== Given task ==
Find every line of the listing below where "style" appears, and copy it.

== The data ==
┄┄┄┄┄┄┄┄┄┄┄┄┄┄┄┄┄┄┄┄
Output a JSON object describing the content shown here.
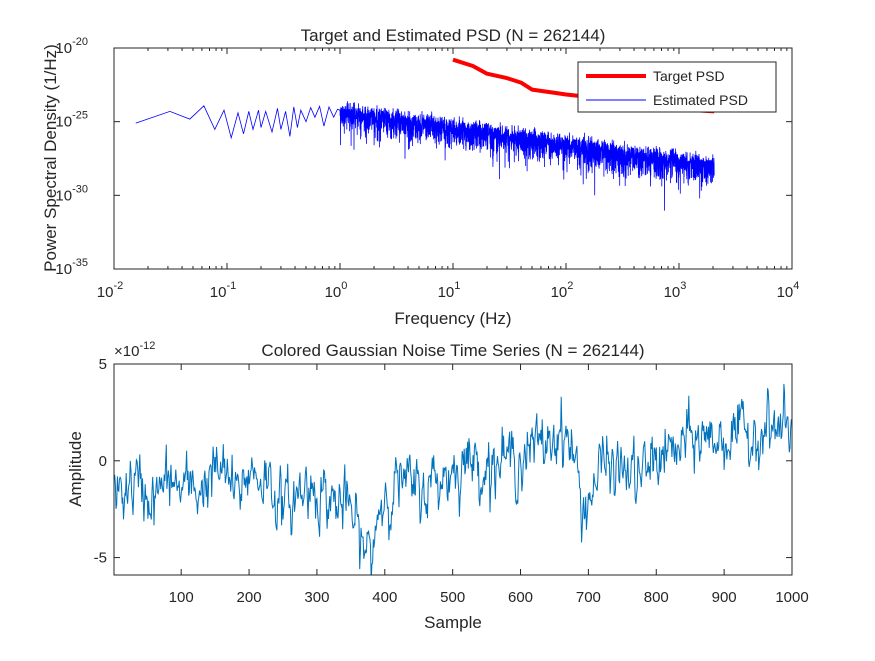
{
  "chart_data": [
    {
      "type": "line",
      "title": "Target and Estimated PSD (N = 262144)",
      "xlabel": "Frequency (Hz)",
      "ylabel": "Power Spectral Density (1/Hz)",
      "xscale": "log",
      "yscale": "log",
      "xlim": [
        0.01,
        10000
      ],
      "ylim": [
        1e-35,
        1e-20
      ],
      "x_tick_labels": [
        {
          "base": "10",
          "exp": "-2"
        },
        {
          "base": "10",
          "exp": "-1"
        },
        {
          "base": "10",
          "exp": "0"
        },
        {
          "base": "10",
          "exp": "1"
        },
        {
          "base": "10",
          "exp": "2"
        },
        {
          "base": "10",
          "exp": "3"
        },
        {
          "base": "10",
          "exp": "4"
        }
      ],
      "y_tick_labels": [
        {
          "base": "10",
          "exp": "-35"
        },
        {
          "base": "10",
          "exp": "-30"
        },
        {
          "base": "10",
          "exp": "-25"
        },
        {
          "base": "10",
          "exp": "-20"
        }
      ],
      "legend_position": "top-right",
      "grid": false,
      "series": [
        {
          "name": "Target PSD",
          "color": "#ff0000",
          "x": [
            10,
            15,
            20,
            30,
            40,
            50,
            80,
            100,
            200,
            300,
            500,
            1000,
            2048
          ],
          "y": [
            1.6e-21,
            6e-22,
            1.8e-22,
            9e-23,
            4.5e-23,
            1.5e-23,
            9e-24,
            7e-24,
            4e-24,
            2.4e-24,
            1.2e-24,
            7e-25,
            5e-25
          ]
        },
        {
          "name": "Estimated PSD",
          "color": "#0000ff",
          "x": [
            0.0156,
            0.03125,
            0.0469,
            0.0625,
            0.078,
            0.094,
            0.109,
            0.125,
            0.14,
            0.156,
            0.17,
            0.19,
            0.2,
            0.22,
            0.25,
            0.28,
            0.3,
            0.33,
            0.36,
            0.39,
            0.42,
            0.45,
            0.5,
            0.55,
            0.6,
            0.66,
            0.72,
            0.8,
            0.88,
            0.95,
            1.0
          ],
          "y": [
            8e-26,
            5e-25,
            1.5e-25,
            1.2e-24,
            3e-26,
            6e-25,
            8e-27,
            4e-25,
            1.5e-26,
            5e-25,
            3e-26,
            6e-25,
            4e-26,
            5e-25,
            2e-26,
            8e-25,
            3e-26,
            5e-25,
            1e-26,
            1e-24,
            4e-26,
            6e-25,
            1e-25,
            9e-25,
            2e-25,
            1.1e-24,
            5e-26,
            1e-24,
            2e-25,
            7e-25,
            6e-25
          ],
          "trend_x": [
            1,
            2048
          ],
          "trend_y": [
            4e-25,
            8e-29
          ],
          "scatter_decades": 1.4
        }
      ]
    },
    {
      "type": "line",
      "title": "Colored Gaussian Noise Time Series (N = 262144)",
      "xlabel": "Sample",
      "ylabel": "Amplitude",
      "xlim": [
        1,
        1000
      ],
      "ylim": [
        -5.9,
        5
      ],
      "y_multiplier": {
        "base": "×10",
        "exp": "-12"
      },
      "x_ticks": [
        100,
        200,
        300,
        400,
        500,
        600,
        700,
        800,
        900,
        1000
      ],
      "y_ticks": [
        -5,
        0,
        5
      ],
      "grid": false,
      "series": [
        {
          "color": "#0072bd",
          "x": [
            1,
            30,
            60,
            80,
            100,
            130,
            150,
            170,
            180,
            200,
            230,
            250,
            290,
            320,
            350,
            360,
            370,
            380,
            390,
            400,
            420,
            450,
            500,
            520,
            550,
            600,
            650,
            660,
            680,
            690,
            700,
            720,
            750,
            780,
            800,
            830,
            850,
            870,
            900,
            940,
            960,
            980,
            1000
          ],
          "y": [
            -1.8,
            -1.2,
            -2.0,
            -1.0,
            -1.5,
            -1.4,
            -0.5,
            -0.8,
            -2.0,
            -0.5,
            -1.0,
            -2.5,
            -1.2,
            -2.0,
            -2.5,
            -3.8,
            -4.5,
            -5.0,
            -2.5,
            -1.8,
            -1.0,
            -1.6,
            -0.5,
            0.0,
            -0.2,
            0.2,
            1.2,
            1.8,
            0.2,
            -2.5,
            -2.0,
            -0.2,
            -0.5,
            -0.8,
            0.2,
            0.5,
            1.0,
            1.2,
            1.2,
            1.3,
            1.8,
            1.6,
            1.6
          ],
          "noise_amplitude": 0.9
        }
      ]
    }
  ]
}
┄┄┄┄┄┄┄┄┄┄┄┄┄┄┄┄┄┄┄┄
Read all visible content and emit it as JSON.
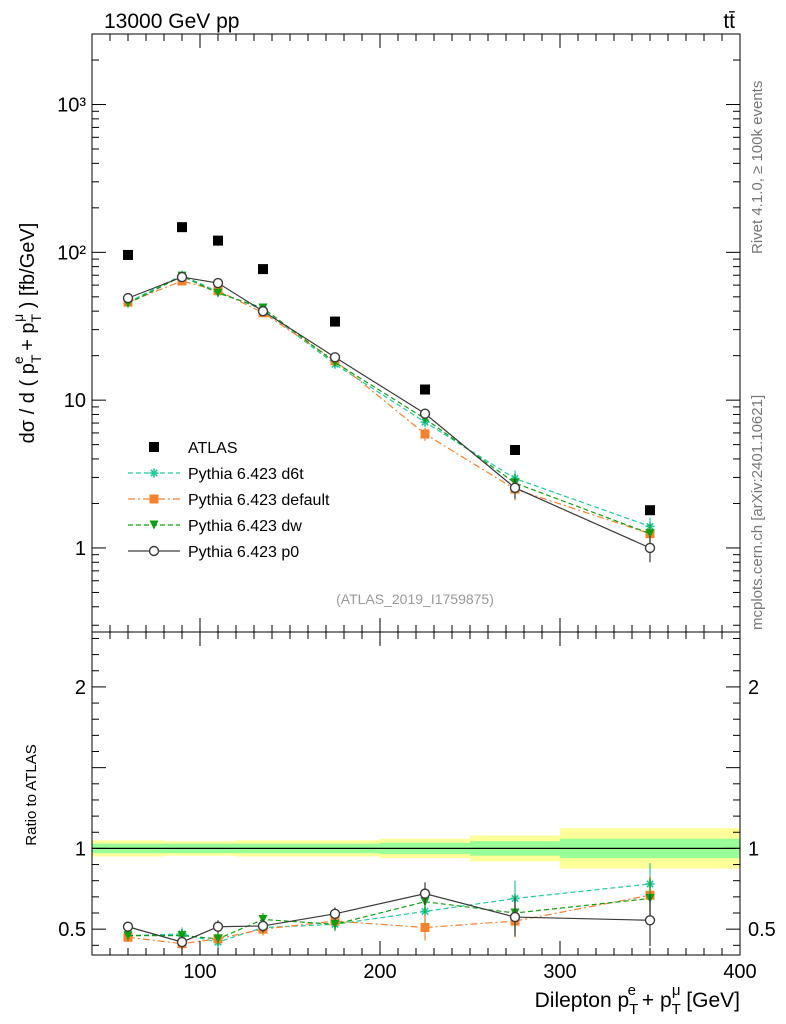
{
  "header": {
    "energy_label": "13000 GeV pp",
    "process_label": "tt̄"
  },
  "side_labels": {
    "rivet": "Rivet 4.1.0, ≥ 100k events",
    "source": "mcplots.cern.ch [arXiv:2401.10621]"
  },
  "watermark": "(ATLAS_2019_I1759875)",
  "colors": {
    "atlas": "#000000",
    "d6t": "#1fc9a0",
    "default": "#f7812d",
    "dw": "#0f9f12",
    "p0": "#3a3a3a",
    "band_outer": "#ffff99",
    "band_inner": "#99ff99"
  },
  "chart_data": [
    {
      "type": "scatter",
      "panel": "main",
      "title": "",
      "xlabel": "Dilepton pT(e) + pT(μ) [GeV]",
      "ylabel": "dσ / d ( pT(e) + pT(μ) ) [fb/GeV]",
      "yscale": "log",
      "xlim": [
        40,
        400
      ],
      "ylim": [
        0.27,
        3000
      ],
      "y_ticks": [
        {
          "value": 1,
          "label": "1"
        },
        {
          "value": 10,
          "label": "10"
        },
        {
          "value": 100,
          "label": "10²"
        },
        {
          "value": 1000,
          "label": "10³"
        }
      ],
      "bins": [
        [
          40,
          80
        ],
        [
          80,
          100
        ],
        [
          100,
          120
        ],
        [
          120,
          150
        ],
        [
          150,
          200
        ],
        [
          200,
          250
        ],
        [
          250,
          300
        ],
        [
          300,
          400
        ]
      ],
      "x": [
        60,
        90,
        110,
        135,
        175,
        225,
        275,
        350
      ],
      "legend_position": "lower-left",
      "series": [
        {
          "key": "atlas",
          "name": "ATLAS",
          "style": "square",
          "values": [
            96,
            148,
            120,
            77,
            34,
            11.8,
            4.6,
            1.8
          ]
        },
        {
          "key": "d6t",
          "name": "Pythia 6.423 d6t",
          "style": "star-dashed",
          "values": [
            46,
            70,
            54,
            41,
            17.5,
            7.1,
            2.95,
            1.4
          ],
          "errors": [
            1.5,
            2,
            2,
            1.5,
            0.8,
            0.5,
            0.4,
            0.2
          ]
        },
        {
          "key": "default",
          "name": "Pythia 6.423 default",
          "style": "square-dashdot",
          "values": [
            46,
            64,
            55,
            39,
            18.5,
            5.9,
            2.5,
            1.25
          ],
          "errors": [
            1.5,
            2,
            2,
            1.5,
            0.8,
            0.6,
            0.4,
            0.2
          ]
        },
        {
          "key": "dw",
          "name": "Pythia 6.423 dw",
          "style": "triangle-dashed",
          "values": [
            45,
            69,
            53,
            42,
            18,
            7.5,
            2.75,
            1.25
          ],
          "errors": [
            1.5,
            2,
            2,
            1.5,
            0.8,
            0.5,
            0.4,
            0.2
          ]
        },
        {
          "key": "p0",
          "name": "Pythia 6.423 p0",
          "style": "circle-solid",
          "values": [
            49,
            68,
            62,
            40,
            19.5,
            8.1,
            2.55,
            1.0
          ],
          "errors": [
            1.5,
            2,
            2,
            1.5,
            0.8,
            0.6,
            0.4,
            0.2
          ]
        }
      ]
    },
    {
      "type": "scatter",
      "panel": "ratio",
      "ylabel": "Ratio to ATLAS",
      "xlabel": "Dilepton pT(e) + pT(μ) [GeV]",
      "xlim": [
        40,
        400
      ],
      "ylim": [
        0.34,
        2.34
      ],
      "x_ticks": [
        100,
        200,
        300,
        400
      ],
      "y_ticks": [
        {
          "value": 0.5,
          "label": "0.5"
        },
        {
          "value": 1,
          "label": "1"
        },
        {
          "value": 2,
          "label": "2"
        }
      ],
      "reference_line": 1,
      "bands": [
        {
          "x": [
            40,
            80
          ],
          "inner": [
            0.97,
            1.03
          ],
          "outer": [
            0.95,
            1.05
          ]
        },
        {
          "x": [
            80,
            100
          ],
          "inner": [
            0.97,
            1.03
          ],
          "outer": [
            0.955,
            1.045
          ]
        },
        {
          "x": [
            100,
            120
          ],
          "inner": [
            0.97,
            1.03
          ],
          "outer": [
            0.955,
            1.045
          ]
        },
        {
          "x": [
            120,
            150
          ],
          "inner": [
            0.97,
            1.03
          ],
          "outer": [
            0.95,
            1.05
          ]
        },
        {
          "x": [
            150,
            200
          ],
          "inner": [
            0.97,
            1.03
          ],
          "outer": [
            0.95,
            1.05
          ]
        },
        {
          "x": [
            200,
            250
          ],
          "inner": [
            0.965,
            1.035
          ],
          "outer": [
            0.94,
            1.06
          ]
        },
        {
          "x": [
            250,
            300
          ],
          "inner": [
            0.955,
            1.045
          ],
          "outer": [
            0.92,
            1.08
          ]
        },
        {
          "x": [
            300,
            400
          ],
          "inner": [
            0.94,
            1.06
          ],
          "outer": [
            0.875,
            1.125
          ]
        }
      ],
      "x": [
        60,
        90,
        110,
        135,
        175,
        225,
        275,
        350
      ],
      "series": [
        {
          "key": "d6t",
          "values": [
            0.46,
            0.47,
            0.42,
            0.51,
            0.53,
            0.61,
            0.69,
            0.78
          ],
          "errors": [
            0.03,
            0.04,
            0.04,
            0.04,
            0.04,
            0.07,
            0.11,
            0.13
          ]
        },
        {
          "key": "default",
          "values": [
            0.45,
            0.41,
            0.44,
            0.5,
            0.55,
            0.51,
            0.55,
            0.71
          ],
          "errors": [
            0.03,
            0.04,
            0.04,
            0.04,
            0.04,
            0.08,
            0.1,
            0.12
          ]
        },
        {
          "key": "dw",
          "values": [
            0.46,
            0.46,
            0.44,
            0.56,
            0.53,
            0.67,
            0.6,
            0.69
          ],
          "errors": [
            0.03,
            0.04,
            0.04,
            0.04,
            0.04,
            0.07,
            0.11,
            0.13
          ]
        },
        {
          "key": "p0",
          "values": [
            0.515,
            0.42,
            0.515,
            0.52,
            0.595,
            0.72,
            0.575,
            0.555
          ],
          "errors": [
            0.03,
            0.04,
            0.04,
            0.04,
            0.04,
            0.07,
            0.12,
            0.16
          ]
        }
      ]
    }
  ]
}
┄┄┄┄┄┄┄┄┄┄┄┄┄┄┄┄┄┄┄┄
== The output ==
          "style": "square",
          "style": "star-dashed",
          "style": "square-dashdot",
          "style": "triangle-dashed",
          "style": "circle-solid",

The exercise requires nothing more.